Extrait du document —
□ □ □ □ □

06:46 Il faut en fait répliquer à ce que la Russie nous inflige. Et donc assurer la sécurité de l'Ukraine, c'est assurer notre propre sécurité.
06:55 Mathieu, pas de consensus, c'est ce qu'a dit aussi Emmanuel Macron hier soir.
06:59 Il n'y a pas de consensus entre les alliés européens sur cette hypothèse d'envoi de troupes ?
07:03 Non, mais il faut savoir qu'Emmanuel Macron, il y a quelque chose qui a changé.
07:07 Quand on a écouté la conférence de presse qu'il a donnée avec Volodymyr Zelensky, c'était il y a 15 jours,
07:12 il a signalé que le contexte avait changé. Il a signalé qu'une nouvelle phase s'ouvre, ce sont ses mots.
07:17 La Russie, tout particulièrement ces derniers mois, a cumulé, durcit toutes les postures agressives,
07:21 pas seulement face à l'Ukraine, mais aussi contre nous. Cette intensification nécessite un sursaut collectif,
07:27 c'est ce que disait le président. Et si la Russie pense qu'elle peut affaiblir nos déterminations ou miser sur notre lassitude,
07:32 alors elle se trompe. Ce contexte a changé, le président a changé aussi.
07:36 Au début, il s'est dit qu'il s'imaginait comme un médiateur, vous vous souvenez, au début du conflit en Ukraine,
07:39 et puis au milieu, il y a un an, il a compris qu'il n'y avait plus rien à attendre de Vladimir Poutine,
07:43 et aujourd'hui la menace vient de Vladimir Poutine. C'est donc un signal qui est envoyé à la Russie,
07:47 au moment où les États-Unis risquent de se désengager, de dire "l'Europe sera là".
07:51 Ce n'est pas "j'envoie des troupes demain sur le sol ukrainien", ce n'est pas ça.
07:55 Ça peut passer d'abord par l'envoi de conseillers militaires, y compris avec tout le matériel qu'on va livrer,
08:00 mais ce n'est pas "on ne va pas envoyer des troupes françaises demain".

□ □ □ □ □

Lignes fournies —
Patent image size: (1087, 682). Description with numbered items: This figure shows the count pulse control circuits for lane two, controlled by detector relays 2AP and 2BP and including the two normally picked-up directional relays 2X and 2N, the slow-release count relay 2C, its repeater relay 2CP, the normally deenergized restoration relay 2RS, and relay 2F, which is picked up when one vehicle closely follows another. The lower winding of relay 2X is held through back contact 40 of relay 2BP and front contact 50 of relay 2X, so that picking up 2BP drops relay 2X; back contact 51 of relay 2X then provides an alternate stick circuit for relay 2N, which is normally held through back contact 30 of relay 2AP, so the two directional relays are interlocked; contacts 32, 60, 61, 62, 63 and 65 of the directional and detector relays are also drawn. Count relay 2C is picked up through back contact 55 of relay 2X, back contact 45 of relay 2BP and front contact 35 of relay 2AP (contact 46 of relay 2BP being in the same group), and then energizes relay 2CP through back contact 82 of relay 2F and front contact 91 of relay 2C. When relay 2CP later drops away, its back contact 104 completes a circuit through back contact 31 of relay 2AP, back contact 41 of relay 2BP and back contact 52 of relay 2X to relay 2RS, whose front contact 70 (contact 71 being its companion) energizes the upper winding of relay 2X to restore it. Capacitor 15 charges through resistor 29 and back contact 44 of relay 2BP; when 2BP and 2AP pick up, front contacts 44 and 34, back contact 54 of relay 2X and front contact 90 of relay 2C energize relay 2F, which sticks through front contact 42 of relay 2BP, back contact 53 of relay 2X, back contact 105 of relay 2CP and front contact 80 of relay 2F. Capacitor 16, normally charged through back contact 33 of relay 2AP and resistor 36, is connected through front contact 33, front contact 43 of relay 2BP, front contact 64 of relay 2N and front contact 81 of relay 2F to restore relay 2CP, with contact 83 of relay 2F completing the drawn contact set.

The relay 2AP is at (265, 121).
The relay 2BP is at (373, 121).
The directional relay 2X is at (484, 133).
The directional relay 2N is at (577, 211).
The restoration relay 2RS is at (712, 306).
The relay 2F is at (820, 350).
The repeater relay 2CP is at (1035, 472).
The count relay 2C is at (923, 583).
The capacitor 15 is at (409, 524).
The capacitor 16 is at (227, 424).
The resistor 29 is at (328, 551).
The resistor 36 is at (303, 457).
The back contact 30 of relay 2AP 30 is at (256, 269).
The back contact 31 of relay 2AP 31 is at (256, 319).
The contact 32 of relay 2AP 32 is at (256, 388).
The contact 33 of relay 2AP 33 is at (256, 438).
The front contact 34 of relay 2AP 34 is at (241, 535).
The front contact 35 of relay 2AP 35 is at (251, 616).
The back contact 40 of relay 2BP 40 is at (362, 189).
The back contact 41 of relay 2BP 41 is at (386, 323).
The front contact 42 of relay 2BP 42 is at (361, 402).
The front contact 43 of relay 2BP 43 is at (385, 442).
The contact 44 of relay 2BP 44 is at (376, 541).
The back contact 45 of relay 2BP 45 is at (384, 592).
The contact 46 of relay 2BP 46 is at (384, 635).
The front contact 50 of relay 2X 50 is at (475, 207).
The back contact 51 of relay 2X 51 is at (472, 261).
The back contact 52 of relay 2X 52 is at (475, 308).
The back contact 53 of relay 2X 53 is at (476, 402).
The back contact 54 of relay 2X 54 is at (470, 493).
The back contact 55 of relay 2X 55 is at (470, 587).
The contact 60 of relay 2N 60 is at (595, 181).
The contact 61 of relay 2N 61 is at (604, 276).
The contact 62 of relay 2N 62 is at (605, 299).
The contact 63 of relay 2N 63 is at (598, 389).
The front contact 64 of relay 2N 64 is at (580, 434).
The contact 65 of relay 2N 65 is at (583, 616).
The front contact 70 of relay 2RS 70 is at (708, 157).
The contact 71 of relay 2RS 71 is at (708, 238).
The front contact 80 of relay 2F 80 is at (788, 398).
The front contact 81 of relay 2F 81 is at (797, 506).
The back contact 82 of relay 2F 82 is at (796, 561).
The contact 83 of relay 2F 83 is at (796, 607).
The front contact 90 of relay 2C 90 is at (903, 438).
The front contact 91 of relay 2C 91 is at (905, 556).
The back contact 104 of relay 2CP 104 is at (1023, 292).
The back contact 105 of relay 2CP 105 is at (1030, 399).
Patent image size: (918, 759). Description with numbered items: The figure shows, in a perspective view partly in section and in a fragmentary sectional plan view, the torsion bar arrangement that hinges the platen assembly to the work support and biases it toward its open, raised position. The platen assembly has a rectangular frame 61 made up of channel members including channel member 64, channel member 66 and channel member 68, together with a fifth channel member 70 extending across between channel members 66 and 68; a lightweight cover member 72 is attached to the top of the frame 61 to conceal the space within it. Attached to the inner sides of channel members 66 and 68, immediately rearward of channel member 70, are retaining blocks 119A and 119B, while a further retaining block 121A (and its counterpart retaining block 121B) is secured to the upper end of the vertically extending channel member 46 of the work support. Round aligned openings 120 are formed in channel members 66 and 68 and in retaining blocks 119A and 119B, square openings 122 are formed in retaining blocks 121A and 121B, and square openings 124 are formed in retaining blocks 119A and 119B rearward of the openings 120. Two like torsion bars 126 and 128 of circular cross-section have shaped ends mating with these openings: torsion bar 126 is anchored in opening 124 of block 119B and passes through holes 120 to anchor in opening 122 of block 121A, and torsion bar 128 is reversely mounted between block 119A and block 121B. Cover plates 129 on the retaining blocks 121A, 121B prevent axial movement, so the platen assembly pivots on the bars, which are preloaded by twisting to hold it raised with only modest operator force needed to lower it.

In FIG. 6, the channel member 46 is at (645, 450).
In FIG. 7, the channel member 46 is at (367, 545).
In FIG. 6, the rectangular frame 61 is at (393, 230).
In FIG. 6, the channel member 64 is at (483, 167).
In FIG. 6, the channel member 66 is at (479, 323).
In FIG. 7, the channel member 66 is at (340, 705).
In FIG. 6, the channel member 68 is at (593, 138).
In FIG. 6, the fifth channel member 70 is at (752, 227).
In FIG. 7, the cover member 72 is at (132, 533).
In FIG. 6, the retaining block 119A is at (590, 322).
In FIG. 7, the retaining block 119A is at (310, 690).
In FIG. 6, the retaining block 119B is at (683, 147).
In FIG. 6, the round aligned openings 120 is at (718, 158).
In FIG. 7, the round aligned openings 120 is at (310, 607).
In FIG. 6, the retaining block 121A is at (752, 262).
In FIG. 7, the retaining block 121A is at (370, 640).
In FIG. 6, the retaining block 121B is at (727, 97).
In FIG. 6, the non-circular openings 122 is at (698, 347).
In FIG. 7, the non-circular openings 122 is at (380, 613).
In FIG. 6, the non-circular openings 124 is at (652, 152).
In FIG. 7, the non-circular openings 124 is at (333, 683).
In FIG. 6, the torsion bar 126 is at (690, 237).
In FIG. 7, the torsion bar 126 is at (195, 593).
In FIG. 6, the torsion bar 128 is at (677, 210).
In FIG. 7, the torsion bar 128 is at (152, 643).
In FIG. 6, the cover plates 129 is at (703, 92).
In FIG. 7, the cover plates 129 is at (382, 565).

□ □ □ □ □

Objectif de l'exercice — Relevez toutes les personnes désignées par leur nom dans l'extrait. Les lignes fournies constituent un matériau distinct de l'extrait.

Réponse — Mathieu, Emmanuel Macron, Volodymyr Zelensky, Vladimir Poutine